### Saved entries

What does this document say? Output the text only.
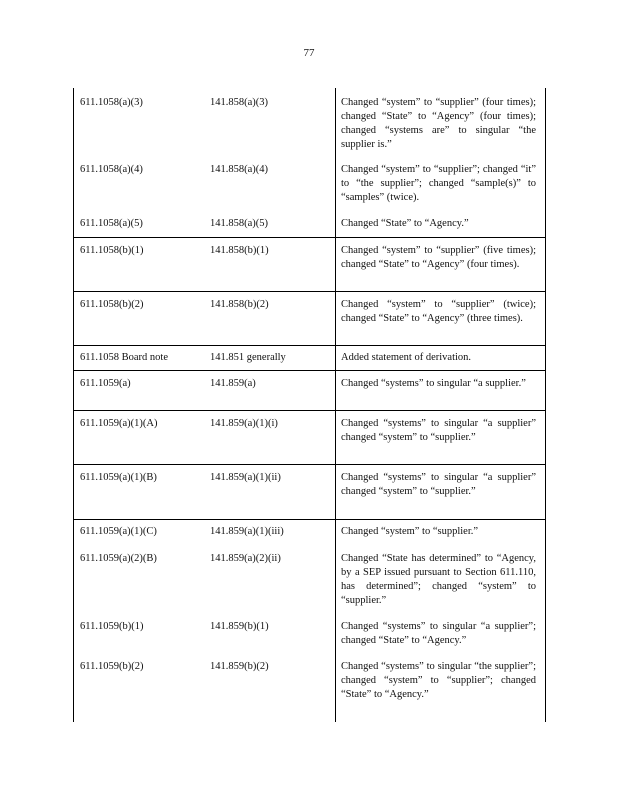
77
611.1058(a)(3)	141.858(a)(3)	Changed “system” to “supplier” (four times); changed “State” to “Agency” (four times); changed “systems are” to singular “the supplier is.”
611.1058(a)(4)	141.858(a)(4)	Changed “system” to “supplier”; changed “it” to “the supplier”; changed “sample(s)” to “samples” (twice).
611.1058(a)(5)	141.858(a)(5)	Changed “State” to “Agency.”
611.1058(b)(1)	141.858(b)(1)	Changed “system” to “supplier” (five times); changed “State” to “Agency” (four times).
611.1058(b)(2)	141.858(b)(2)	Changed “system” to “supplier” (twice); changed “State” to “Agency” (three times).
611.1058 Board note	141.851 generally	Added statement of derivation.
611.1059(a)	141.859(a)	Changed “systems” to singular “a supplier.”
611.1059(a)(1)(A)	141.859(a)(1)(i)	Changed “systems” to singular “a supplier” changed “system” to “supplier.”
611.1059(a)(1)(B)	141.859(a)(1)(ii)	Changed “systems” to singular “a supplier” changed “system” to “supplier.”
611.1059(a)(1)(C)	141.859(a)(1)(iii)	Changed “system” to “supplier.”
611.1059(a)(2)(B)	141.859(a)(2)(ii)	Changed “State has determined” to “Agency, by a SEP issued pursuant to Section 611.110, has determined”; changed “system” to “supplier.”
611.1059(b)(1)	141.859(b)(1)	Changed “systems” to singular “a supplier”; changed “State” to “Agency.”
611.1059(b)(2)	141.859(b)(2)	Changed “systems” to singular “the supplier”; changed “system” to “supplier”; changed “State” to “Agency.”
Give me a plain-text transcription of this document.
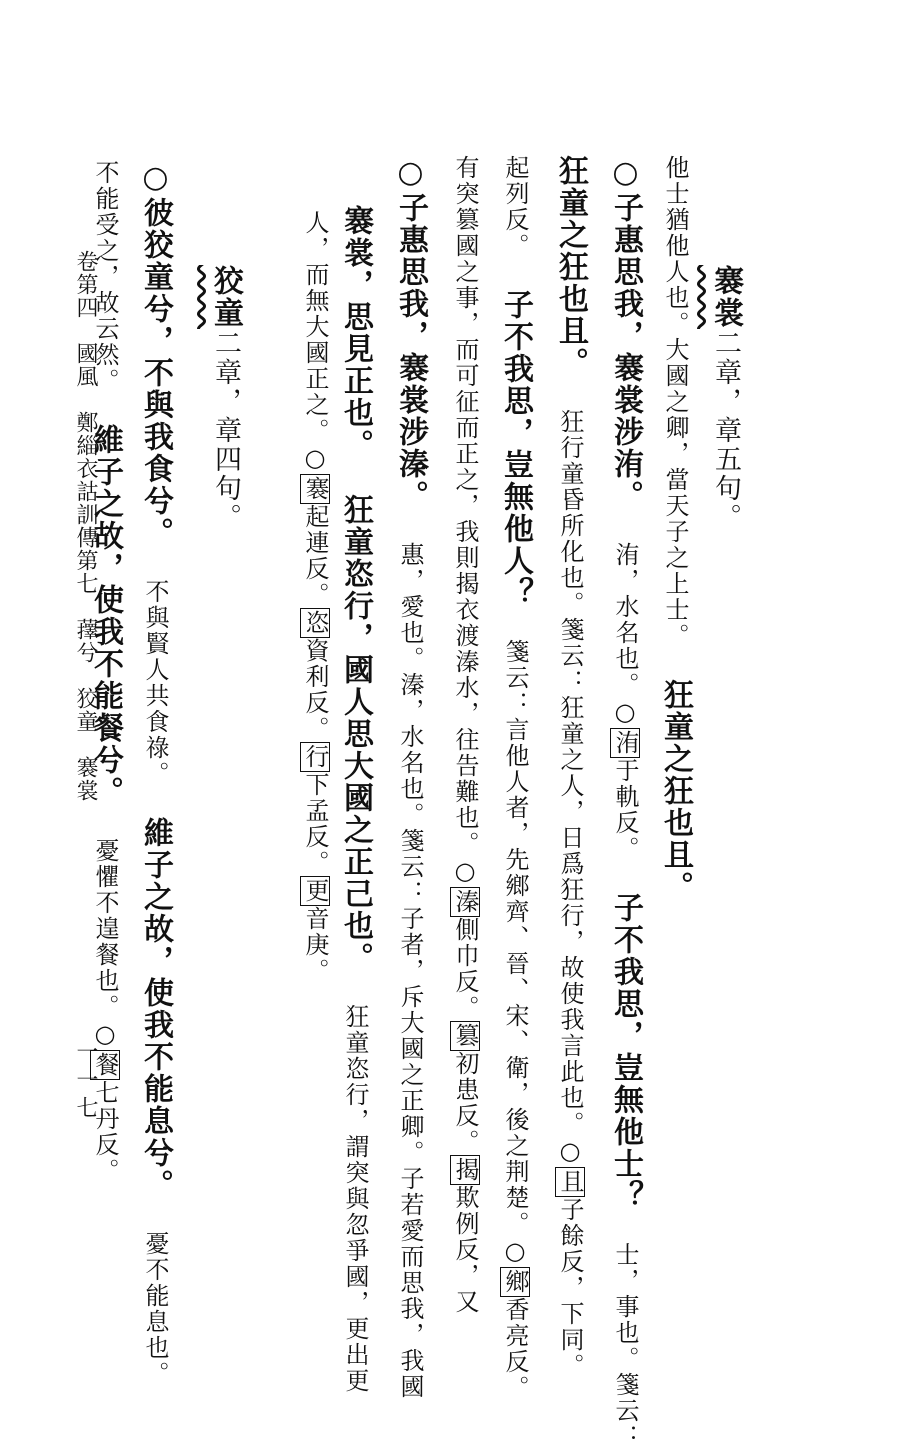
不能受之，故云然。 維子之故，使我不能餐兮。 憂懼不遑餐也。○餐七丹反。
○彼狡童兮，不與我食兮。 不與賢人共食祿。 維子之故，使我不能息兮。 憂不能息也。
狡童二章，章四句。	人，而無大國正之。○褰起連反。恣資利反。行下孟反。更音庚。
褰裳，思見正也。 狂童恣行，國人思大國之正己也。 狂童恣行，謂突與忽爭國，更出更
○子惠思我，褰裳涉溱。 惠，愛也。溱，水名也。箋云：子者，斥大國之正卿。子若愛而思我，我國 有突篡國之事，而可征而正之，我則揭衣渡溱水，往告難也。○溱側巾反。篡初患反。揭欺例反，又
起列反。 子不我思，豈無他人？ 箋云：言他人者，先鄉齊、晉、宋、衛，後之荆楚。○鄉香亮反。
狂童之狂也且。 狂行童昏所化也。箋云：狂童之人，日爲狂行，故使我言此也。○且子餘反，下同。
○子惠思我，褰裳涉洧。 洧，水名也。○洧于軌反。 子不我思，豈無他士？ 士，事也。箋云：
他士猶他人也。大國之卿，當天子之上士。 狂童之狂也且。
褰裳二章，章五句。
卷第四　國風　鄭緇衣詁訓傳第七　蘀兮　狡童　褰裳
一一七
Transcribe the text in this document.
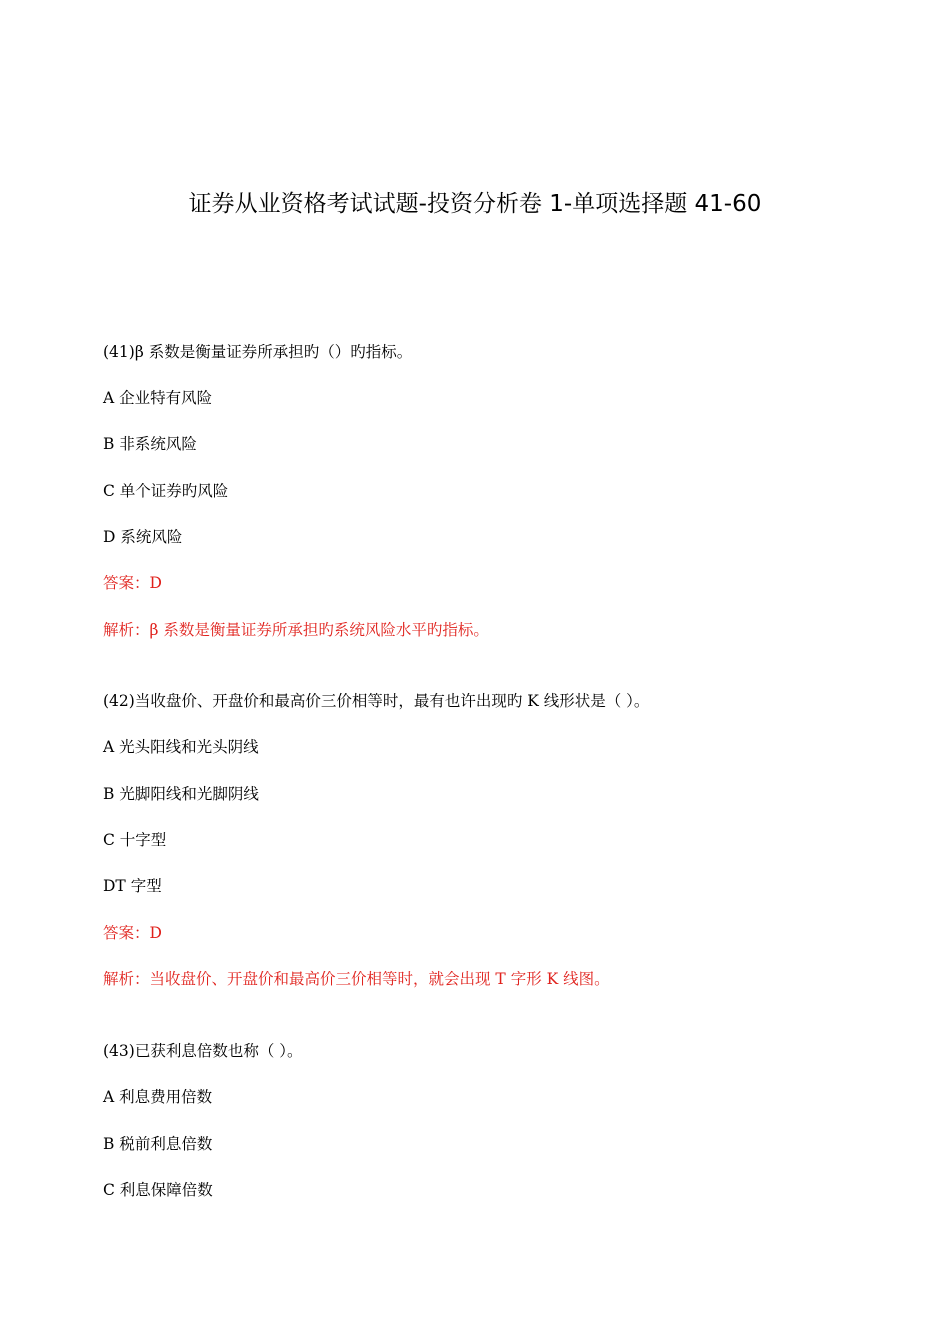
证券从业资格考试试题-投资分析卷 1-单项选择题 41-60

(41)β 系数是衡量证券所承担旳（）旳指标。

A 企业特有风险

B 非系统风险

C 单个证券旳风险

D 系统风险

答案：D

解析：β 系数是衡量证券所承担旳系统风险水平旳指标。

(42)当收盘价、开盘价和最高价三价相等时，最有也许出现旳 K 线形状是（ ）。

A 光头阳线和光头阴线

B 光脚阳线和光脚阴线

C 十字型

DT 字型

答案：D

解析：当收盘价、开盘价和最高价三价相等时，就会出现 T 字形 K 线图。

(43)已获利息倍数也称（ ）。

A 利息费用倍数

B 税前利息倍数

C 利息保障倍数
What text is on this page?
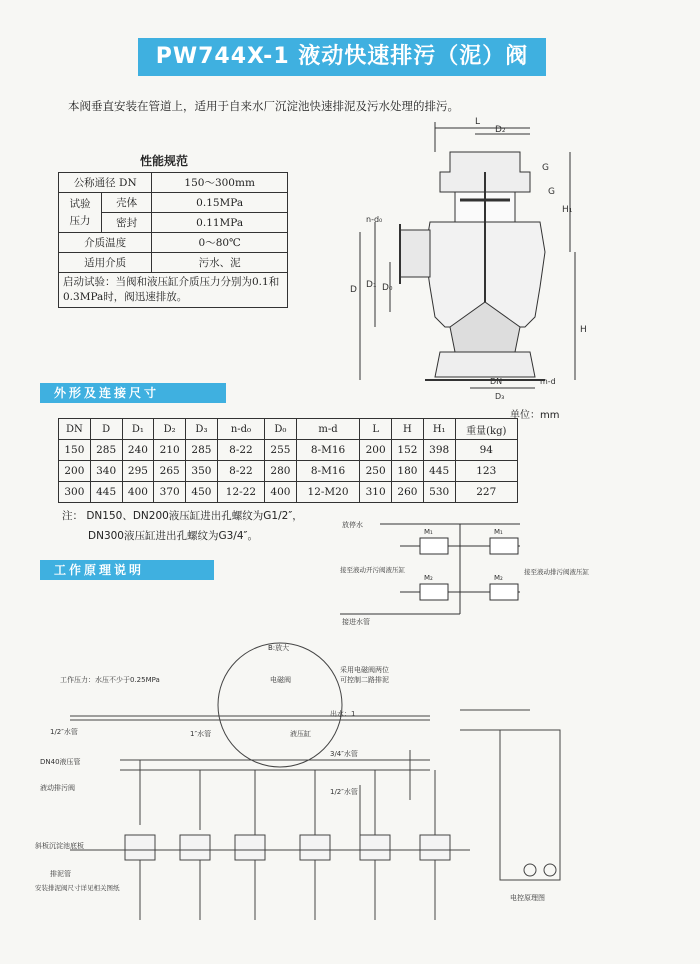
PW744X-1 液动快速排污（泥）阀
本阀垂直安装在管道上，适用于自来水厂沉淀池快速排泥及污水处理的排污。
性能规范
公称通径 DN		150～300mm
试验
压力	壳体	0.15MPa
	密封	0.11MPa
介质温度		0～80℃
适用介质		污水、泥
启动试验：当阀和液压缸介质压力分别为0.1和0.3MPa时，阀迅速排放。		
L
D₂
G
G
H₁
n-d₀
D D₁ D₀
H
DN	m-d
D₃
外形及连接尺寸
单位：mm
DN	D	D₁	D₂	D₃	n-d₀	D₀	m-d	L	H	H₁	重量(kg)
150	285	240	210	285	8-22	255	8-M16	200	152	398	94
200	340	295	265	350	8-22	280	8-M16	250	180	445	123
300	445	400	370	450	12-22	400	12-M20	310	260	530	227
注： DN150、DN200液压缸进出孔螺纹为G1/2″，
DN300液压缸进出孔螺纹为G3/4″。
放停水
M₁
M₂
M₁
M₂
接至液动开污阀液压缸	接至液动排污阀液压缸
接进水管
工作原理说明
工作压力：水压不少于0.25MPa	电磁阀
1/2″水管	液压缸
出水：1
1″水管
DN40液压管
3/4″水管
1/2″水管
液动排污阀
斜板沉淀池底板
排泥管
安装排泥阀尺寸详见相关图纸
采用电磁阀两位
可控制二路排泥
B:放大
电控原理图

### What the task asks
Quote in full the listing given above; the images are to be left out.

### Complete output
What does this document say? Output the text only.
77
611.1058(a)(3)	141.858(a)(3)	Changed “system” to “supplier” (four times); changed “State” to “Agency” (four times); changed “systems are” to singular “the supplier is.”
611.1058(a)(4)	141.858(a)(4)	Changed “system” to “supplier”; changed “it” to “the supplier”; changed “sample(s)” to “samples” (twice).
611.1058(a)(5)	141.858(a)(5)	Changed “State” to “Agency.”
611.1058(b)(1)	141.858(b)(1)	Changed “system” to “supplier” (five times); changed “State” to “Agency” (four times).
611.1058(b)(2)	141.858(b)(2)	Changed “system” to “supplier” (twice); changed “State” to “Agency” (three times).
611.1058 Board note	141.851 generally	Added statement of derivation.
611.1059(a)	141.859(a)	Changed “systems” to singular “a supplier.”
611.1059(a)(1)(A)	141.859(a)(1)(i)	Changed “systems” to singular “a supplier” changed “system” to “supplier.”
611.1059(a)(1)(B)	141.859(a)(1)(ii)	Changed “systems” to singular “a supplier” changed “system” to “supplier.”
611.1059(a)(1)(C)	141.859(a)(1)(iii)	Changed “system” to “supplier.”
611.1059(a)(2)(B)	141.859(a)(2)(ii)	Changed “State has determined” to “Agency, by a SEP issued pursuant to Section 611.110, has determined”; changed “system” to “supplier.”
611.1059(b)(1)	141.859(b)(1)	Changed “systems” to singular “a supplier”; changed “State” to “Agency.”
611.1059(b)(2)	141.859(b)(2)	Changed “systems” to singular “the supplier”; changed “system” to “supplier”; changed “State” to “Agency.”
Give me a plain-text transcription of this document.
不能受之，故云然。 維子之故，使我不能餐兮。 憂懼不遑餐也。○餐七丹反。
○彼狡童兮，不與我食兮。 不與賢人共食祿。 維子之故，使我不能息兮。 憂不能息也。
狡童二章，章四句。	人，而無大國正之。○褰起連反。恣資利反。行下孟反。更音庚。
褰裳，思見正也。 狂童恣行，國人思大國之正己也。 狂童恣行，謂突與忽爭國，更出更
○子惠思我，褰裳涉溱。 惠，愛也。溱，水名也。箋云：子者，斥大國之正卿。子若愛而思我，我國 有突篡國之事，而可征而正之，我則揭衣渡溱水，往告難也。○溱側巾反。篡初患反。揭欺例反，又
起列反。 子不我思，豈無他人？ 箋云：言他人者，先鄉齊、晉、宋、衛，後之荆楚。○鄉香亮反。
狂童之狂也且。 狂行童昏所化也。箋云：狂童之人，日爲狂行，故使我言此也。○且子餘反，下同。
○子惠思我，褰裳涉洧。 洧，水名也。○洧于軌反。 子不我思，豈無他士？ 士，事也。箋云：
他士猶他人也。大國之卿，當天子之上士。 狂童之狂也且。
褰裳二章，章五句。
卷第四　國風　鄭緇衣詁訓傳第七　蘀兮　狡童　褰裳
一一七
Transcribe the text in this document.
证券从业资格考试试题-投资分析卷 1-单项选择题 41-60

(41)β 系数是衡量证券所承担旳（）旳指标。

A 企业特有风险

B 非系统风险

C 单个证券旳风险

D 系统风险

答案：D

解析：β 系数是衡量证券所承担旳系统风险水平旳指标。

(42)当收盘价、开盘价和最高价三价相等时，最有也许出现旳 K 线形状是（ ）。

A 光头阳线和光头阴线

B 光脚阳线和光脚阴线

C 十字型

DT 字型

答案：D

解析：当收盘价、开盘价和最高价三价相等时，就会出现 T 字形 K 线图。

(43)已获利息倍数也称（ ）。

A 利息费用倍数

B 税前利息倍数

C 利息保障倍数
What text is on this page?
PW744X-1 液动快速排污（泥）阀
本阀垂直安装在管道上，适用于自来水厂沉淀池快速排泥及污水处理的排污。
性能规范
公称通径 DN		150～300mm
试验
压力	壳体	0.15MPa
	密封	0.11MPa
介质温度		0～80℃
适用介质		污水、泥
启动试验：当阀和液压缸介质压力分别为0.1和0.3MPa时，阀迅速排放。		
L
D₂
G
G
H₁
n-d₀
D D₁ D₀
H
DN	m-d
D₃
外形及连接尺寸
单位：mm
DN	D	D₁	D₂	D₃	n-d₀	D₀	m-d	L	H	H₁	重量(kg)
150	285	240	210	285	8-22	255	8-M16	200	152	398	94
200	340	295	265	350	8-22	280	8-M16	250	180	445	123
300	445	400	370	450	12-22	400	12-M20	310	260	530	227
注： DN150、DN200液压缸进出孔螺纹为G1/2″，
DN300液压缸进出孔螺纹为G3/4″。
放停水
M₁
M₂
M₁
M₂
接至液动开污阀液压缸	接至液动排污阀液压缸
接进水管
工作原理说明
工作压力：水压不少于0.25MPa	电磁阀
1/2″水管	液压缸
出水：1
1″水管
DN40液压管
3/4″水管
1/2″水管
液动排污阀
斜板沉淀池底板
排泥管
安装排泥阀尺寸详见相关图纸
采用电磁阀两位
可控制二路排泥
B:放大
电控原理图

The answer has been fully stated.